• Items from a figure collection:
>> start

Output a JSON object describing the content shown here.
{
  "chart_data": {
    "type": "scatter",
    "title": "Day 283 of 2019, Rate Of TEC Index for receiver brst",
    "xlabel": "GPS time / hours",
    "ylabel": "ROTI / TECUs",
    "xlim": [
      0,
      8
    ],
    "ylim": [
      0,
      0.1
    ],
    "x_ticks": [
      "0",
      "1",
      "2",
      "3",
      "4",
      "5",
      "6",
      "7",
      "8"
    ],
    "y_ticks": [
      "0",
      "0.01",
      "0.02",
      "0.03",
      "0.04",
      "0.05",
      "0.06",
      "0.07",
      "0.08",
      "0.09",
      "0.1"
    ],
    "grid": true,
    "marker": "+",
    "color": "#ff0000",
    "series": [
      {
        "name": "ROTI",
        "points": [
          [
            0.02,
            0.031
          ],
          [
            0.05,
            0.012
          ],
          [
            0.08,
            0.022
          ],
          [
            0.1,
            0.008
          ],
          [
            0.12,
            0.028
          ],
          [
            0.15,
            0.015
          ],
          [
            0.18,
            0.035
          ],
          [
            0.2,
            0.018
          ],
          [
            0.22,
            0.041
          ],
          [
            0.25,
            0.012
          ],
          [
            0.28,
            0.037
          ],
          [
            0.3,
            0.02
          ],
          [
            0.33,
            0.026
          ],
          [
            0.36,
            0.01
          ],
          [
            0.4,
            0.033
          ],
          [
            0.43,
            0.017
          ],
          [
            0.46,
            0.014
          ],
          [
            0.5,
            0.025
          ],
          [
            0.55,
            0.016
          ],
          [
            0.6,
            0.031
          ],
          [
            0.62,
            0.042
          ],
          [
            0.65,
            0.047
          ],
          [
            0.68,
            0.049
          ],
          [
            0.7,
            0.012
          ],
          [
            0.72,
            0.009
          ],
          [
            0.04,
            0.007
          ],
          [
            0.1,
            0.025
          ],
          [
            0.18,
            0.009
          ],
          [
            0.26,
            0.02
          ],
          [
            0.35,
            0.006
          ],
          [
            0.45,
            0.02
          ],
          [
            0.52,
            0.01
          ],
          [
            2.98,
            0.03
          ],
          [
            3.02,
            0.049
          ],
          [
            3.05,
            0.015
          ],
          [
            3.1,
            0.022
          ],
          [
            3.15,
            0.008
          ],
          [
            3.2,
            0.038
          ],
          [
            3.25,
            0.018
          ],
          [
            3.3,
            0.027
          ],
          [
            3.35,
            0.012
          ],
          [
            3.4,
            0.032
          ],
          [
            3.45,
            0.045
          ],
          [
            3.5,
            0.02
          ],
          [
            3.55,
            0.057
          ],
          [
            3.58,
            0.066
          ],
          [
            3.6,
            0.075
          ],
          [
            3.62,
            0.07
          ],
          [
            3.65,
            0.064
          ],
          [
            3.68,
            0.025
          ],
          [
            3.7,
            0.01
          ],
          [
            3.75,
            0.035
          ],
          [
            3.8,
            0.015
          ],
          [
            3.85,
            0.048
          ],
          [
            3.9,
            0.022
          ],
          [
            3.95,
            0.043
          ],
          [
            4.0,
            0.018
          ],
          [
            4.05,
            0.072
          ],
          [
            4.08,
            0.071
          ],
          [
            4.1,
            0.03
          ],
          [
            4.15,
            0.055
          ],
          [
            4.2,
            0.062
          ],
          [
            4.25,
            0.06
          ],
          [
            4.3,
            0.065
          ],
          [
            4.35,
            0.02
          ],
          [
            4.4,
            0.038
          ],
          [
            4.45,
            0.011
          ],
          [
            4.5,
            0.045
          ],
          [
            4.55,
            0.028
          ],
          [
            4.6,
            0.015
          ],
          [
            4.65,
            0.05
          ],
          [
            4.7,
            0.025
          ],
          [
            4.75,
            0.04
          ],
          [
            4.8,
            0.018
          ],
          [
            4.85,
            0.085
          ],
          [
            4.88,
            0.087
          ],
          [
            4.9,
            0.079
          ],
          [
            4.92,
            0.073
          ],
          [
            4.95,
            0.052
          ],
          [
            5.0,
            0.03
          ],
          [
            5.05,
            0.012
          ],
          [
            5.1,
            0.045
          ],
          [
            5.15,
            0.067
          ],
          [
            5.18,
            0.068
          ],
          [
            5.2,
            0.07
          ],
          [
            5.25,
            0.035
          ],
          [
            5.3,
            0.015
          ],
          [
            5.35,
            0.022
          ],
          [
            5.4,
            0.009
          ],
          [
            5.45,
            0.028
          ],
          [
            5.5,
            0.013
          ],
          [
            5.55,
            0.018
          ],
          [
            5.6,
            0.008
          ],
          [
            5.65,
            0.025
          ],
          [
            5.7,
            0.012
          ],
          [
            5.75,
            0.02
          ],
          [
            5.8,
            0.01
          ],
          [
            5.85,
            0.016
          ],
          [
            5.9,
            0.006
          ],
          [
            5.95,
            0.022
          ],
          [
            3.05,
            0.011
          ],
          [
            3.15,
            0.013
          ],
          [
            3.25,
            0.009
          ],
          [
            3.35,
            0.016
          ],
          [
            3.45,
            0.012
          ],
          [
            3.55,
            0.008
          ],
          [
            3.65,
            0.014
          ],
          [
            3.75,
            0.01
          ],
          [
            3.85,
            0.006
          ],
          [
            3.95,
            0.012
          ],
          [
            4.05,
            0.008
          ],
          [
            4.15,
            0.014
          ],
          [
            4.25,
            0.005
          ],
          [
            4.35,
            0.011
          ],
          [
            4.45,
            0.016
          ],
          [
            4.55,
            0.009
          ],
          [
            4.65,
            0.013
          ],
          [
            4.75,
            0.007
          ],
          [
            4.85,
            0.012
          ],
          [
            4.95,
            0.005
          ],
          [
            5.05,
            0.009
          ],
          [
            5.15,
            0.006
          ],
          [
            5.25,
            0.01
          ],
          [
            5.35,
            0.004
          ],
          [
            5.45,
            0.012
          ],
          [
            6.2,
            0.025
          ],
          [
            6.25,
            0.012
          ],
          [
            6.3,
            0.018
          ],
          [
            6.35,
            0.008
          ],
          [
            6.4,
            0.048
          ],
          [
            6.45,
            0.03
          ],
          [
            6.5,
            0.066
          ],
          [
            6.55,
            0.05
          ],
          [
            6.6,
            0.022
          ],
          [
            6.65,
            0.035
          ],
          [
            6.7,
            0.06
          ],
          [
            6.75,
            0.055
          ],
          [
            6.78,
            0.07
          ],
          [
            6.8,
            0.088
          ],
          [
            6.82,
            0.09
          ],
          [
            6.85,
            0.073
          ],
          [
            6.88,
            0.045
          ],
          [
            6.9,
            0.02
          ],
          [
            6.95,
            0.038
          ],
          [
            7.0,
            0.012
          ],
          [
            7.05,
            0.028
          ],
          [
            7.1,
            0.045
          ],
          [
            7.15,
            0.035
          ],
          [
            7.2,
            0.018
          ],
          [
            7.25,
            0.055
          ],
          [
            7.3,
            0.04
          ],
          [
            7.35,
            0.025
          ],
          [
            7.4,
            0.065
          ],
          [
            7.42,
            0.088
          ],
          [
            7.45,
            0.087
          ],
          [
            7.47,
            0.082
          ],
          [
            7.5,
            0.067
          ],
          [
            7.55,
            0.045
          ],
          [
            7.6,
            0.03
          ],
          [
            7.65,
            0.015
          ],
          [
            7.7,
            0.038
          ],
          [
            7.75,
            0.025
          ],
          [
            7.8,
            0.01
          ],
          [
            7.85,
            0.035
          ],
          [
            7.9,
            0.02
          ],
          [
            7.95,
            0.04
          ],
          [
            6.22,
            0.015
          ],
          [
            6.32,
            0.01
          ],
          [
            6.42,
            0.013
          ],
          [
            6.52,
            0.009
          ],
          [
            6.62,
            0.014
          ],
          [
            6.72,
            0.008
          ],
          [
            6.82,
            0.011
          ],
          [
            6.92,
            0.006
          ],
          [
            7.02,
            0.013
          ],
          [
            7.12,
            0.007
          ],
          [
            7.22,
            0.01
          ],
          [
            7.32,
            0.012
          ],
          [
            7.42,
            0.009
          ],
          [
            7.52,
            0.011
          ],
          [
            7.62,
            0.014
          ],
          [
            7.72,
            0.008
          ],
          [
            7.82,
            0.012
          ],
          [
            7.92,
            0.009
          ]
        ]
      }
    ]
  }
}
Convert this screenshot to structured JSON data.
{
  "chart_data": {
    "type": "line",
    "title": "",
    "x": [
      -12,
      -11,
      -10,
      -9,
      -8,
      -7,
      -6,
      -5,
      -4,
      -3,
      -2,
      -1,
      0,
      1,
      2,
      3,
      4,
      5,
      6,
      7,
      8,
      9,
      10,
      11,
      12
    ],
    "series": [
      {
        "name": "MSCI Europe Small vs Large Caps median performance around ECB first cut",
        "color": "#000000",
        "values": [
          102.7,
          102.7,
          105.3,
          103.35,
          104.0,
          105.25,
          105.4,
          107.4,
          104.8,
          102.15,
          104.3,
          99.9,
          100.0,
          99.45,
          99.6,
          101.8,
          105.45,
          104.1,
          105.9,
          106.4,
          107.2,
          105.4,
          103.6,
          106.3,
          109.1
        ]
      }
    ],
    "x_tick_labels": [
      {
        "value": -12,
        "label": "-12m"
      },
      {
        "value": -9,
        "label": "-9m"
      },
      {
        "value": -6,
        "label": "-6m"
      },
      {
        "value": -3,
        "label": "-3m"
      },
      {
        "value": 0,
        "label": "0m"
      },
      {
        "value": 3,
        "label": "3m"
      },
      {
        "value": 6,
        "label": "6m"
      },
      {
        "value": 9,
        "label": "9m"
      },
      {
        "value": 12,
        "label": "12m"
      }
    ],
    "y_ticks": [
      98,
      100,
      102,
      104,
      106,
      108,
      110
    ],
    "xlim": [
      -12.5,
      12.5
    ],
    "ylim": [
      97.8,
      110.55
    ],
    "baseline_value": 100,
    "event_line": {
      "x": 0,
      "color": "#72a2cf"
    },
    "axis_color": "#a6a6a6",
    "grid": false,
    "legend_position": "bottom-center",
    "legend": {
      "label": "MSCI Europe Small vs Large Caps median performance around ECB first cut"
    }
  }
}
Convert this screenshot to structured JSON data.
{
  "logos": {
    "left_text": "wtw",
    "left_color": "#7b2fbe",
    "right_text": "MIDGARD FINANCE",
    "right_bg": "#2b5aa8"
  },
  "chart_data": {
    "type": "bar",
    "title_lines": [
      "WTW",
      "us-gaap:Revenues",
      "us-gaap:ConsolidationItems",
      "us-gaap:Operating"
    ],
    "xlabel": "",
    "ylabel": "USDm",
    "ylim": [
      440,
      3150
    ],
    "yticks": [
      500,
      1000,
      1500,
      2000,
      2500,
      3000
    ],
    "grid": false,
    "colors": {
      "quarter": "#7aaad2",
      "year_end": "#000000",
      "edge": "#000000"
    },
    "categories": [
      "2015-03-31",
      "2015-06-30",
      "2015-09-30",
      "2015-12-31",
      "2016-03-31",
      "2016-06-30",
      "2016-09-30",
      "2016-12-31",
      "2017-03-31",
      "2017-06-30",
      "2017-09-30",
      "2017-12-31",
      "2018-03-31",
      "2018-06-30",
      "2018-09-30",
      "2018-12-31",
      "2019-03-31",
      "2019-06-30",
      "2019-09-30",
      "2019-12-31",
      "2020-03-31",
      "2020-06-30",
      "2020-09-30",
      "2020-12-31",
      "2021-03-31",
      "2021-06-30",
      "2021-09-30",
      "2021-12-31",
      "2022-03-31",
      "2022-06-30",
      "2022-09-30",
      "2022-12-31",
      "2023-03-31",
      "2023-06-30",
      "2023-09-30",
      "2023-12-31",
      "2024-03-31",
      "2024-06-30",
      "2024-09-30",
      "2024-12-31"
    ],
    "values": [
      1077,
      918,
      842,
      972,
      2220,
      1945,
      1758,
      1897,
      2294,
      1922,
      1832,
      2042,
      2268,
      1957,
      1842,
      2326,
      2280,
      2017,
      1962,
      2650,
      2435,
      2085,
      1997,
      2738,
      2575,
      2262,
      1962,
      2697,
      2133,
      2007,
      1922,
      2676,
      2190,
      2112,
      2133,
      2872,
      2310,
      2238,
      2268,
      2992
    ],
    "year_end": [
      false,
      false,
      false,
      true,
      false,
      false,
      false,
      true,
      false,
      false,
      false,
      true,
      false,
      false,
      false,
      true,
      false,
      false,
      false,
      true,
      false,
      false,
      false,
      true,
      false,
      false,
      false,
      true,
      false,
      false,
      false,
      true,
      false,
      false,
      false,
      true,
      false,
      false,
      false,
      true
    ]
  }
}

>> end

Scan the material above. Copy each line that holds the word "name".

• Solution to this problem:
        "name": "ROTI",
        "name": "MSCI Europe Small vs Large Caps median performance around ECB first cut",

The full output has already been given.